## [What you are asked to do]
List all lines of the data containing the word "Incluir".

+++++

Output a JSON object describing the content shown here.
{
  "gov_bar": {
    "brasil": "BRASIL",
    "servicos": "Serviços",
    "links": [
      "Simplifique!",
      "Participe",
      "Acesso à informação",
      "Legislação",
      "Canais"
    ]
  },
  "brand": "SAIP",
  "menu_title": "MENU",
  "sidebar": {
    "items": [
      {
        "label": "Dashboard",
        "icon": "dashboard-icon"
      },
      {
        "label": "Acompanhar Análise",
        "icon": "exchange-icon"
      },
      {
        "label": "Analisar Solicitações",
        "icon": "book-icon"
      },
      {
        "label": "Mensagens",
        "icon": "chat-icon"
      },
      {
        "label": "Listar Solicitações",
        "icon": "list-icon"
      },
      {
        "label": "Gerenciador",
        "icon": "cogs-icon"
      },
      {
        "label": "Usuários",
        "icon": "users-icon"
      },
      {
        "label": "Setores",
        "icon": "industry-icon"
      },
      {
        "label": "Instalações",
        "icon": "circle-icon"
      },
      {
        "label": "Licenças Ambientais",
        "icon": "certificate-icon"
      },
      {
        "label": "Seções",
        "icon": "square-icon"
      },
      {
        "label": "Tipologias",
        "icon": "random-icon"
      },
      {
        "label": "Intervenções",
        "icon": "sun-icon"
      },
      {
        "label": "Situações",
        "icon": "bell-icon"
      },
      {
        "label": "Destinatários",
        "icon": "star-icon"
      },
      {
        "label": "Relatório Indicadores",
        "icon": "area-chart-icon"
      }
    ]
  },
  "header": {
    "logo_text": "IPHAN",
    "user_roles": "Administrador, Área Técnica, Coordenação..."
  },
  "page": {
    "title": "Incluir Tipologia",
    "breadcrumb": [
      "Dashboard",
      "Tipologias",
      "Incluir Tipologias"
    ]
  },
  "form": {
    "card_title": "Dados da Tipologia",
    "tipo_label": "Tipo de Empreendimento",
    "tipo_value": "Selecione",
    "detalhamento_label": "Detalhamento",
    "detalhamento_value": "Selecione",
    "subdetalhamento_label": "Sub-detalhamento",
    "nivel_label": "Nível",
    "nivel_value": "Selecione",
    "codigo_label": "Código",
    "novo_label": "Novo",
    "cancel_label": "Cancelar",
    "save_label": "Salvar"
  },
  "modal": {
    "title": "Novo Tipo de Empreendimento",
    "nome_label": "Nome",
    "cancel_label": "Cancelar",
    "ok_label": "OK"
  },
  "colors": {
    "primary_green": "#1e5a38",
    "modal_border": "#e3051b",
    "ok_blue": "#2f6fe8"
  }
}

+++++

## [Result of the task]
    "title": "Incluir Tipologia",
      "Incluir Tipologias"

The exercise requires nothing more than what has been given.